Stored records
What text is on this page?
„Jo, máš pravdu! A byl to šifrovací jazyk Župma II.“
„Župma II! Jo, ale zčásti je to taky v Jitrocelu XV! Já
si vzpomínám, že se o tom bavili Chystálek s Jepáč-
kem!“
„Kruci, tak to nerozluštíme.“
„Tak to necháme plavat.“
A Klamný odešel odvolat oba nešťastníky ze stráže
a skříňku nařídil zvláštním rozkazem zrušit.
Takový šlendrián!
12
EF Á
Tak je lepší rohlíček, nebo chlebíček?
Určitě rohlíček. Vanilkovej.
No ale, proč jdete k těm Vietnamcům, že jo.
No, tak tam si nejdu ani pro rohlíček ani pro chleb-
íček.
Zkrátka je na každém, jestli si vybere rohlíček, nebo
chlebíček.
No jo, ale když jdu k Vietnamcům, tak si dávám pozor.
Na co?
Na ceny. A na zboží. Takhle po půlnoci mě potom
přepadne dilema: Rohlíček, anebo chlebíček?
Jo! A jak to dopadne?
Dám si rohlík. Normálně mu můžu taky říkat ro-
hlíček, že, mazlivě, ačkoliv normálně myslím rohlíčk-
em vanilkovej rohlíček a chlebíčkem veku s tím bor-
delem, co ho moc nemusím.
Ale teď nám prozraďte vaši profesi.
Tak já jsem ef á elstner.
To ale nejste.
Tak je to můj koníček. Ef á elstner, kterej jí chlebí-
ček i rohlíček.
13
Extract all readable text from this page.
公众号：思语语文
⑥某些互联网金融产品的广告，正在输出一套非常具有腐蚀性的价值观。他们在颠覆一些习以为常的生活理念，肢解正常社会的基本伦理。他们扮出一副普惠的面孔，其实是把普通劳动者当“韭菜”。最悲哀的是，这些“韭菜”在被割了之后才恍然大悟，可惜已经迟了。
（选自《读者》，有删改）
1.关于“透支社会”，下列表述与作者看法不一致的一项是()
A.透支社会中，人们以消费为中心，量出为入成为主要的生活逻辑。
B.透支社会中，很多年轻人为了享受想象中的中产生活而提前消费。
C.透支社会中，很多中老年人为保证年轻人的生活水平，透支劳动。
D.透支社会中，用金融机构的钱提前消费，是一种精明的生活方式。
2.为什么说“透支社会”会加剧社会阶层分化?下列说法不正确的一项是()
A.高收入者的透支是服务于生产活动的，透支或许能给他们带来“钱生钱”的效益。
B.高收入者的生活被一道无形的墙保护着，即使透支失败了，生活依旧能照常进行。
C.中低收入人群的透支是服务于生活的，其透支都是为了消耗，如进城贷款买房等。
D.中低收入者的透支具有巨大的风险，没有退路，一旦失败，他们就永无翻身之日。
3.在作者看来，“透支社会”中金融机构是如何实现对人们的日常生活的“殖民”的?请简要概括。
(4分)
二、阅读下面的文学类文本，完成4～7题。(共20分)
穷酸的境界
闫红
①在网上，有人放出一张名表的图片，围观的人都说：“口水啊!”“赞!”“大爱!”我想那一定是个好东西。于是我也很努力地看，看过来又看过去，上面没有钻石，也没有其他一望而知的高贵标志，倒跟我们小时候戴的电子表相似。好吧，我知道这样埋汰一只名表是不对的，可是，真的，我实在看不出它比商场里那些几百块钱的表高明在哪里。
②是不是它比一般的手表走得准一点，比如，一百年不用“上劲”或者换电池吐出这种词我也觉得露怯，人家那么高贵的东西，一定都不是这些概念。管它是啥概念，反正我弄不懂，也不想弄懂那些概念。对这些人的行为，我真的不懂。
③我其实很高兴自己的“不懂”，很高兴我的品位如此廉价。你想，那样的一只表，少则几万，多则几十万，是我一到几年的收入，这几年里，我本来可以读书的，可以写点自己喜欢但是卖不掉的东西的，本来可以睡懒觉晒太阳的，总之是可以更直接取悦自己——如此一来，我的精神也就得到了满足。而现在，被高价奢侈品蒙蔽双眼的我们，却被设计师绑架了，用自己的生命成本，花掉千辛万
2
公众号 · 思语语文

**OBJECTIVE**
Identify every line where the string "Župma" appears.

**CORRECT ANSWER**
„Jo, máš pravdu! A byl to šifrovací jazyk Župma II.“
„Župma II! Jo, ale zčásti je to taky v Jitrocelu XV! Já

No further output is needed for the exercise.